** WORK TO BE COMPLETED **
Repeat everything in the material exactly.

(Stored entries)

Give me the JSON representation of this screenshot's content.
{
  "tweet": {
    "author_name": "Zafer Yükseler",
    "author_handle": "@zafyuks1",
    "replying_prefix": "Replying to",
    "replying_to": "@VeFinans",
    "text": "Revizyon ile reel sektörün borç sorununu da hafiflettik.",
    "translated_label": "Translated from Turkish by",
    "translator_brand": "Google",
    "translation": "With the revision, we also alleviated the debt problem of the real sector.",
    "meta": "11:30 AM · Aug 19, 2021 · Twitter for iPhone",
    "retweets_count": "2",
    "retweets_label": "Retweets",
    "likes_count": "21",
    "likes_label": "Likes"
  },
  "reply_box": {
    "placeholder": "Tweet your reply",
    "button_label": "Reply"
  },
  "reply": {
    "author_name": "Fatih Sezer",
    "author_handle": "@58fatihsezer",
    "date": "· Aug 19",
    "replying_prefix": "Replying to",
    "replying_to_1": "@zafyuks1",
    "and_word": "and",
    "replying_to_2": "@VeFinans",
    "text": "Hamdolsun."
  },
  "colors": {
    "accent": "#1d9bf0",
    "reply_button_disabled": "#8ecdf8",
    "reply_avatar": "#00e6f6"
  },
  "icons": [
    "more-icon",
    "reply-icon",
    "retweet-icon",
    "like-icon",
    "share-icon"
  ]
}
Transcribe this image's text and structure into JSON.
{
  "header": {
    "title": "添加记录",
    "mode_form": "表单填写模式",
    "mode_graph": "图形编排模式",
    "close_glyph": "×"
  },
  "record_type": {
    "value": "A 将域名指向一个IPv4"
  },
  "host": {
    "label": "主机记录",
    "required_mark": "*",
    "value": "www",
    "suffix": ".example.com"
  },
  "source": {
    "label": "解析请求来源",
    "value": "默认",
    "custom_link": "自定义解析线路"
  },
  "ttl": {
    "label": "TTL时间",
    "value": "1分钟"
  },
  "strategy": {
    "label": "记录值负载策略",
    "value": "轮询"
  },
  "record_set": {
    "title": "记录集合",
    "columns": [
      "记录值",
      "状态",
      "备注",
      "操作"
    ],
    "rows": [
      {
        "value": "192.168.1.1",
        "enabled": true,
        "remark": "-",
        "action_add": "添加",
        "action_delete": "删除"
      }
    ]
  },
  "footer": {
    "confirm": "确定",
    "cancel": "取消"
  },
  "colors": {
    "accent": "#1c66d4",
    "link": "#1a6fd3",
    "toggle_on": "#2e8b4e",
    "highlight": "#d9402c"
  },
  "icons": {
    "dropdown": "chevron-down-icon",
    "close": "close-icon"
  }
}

** EXPECTED OUTPUT **
Give me the JSON representation of this screenshot's content.
{
  "tweet": {
    "author_name": "Zafer Yükseler",
    "author_handle": "@zafyuks1",
    "replying_prefix": "Replying to",
    "replying_to": "@VeFinans",
    "text": "Revizyon ile reel sektörün borç sorununu da hafiflettik.",
    "translated_label": "Translated from Turkish by",
    "translator_brand": "Google",
    "translation": "With the revision, we also alleviated the debt problem of the real sector.",
    "meta": "11:30 AM · Aug 19, 2021 · Twitter for iPhone",
    "retweets_count": "2",
    "retweets_label": "Retweets",
    "likes_count": "21",
    "likes_label": "Likes"
  },
  "reply_box": {
    "placeholder": "Tweet your reply",
    "button_label": "Reply"
  },
  "reply": {
    "author_name": "Fatih Sezer",
    "author_handle": "@58fatihsezer",
    "date": "· Aug 19",
    "replying_prefix": "Replying to",
    "replying_to_1": "@zafyuks1",
    "and_word": "and",
    "replying_to_2": "@VeFinans",
    "text": "Hamdolsun."
  },
  "colors": {
    "accent": "#1d9bf0",
    "reply_button_disabled": "#8ecdf8",
    "reply_avatar": "#00e6f6"
  },
  "icons": [
    "more-icon",
    "reply-icon",
    "retweet-icon",
    "like-icon",
    "share-icon"
  ]
}
Transcribe this image's text and structure into JSON.
{
  "header": {
    "title": "添加记录",
    "mode_form": "表单填写模式",
    "mode_graph": "图形编排模式",
    "close_glyph": "×"
  },
  "record_type": {
    "value": "A 将域名指向一个IPv4"
  },
  "host": {
    "label": "主机记录",
    "required_mark": "*",
    "value": "www",
    "suffix": ".example.com"
  },
  "source": {
    "label": "解析请求来源",
    "value": "默认",
    "custom_link": "自定义解析线路"
  },
  "ttl": {
    "label": "TTL时间",
    "value": "1分钟"
  },
  "strategy": {
    "label": "记录值负载策略",
    "value": "轮询"
  },
  "record_set": {
    "title": "记录集合",
    "columns": [
      "记录值",
      "状态",
      "备注",
      "操作"
    ],
    "rows": [
      {
        "value": "192.168.1.1",
        "enabled": true,
        "remark": "-",
        "action_add": "添加",
        "action_delete": "删除"
      }
    ]
  },
  "footer": {
    "confirm": "确定",
    "cancel": "取消"
  },
  "colors": {
    "accent": "#1c66d4",
    "link": "#1a6fd3",
    "toggle_on": "#2e8b4e",
    "highlight": "#d9402c"
  },
  "icons": {
    "dropdown": "chevron-down-icon",
    "close": "close-icon"
  }
}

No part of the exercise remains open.